Set exercise - Determine how many lines of the entries contain "JSON". Reply with that number alone.

Task material -

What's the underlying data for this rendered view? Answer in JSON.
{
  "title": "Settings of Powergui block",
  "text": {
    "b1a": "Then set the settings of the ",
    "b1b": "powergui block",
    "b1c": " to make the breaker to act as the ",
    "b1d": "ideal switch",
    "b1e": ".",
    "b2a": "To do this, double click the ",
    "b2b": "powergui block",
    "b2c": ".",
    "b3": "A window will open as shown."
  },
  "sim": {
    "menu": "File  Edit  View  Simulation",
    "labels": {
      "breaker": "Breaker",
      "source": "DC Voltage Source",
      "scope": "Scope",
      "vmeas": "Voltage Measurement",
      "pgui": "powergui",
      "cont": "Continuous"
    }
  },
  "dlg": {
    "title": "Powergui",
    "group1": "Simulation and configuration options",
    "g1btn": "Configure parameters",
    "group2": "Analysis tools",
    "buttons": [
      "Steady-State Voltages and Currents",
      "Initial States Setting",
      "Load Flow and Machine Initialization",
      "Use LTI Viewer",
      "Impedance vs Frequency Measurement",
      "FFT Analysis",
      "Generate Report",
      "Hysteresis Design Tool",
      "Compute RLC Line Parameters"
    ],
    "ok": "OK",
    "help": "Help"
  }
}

---

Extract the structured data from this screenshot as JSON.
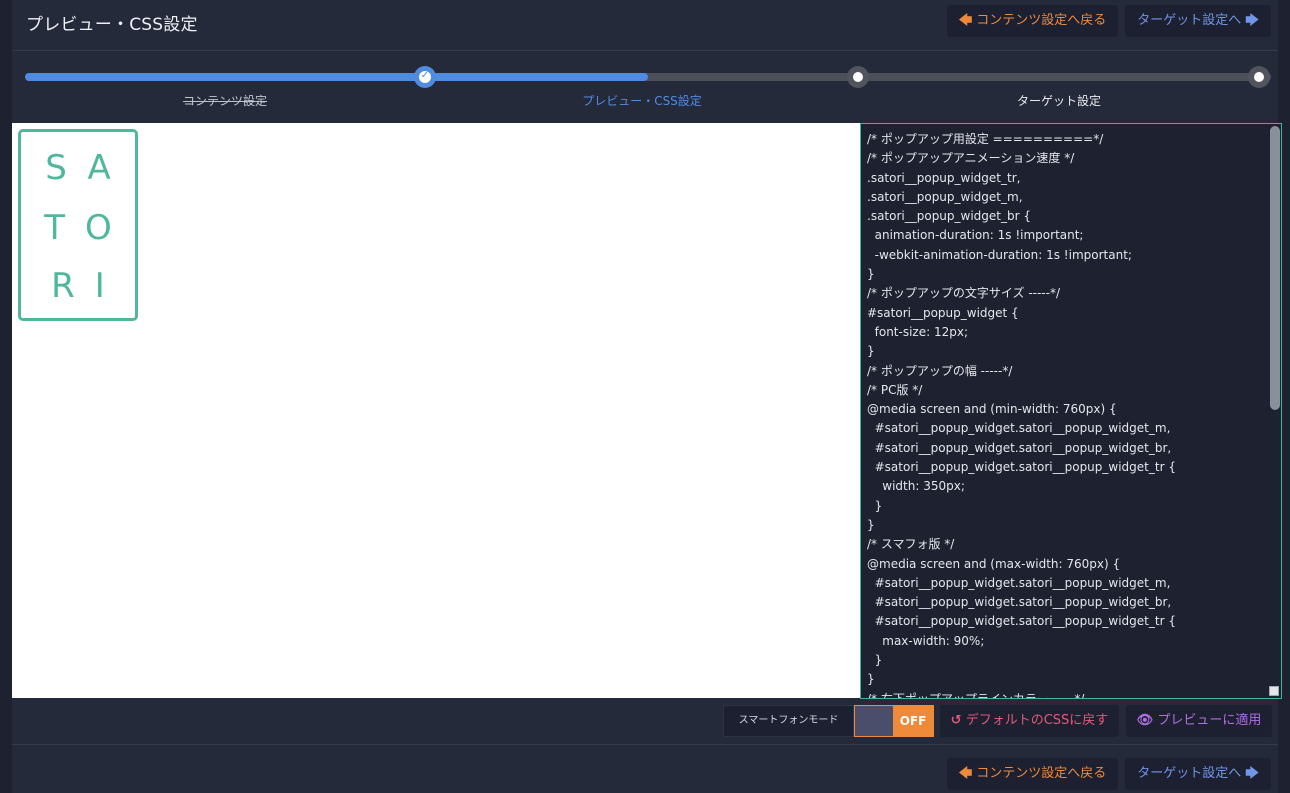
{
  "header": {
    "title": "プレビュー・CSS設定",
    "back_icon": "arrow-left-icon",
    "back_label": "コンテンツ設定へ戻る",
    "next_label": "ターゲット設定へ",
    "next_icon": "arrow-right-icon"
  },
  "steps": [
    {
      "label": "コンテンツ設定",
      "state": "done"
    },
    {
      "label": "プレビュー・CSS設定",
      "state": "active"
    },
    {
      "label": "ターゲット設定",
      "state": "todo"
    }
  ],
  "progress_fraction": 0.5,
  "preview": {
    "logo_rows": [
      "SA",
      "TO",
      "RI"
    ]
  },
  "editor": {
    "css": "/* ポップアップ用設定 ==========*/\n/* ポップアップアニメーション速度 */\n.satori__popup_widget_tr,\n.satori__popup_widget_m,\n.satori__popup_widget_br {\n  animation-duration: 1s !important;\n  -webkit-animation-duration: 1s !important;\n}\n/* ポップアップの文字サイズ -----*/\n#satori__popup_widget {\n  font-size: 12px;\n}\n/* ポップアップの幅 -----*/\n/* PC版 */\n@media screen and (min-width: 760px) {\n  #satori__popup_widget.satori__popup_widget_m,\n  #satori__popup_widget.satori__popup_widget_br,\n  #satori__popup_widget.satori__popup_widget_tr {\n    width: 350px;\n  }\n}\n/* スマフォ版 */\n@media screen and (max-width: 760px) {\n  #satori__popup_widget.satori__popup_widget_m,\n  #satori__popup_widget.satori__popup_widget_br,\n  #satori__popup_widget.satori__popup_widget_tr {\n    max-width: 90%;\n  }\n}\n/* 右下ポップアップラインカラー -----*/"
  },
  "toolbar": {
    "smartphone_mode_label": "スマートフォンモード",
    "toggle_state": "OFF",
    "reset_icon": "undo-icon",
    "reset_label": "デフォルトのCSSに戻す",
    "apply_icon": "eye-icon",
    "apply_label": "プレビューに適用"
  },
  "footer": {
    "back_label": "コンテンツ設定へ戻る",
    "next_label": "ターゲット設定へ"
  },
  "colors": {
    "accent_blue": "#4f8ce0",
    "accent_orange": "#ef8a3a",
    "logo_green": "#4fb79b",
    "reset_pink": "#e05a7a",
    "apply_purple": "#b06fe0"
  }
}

Task solution - 2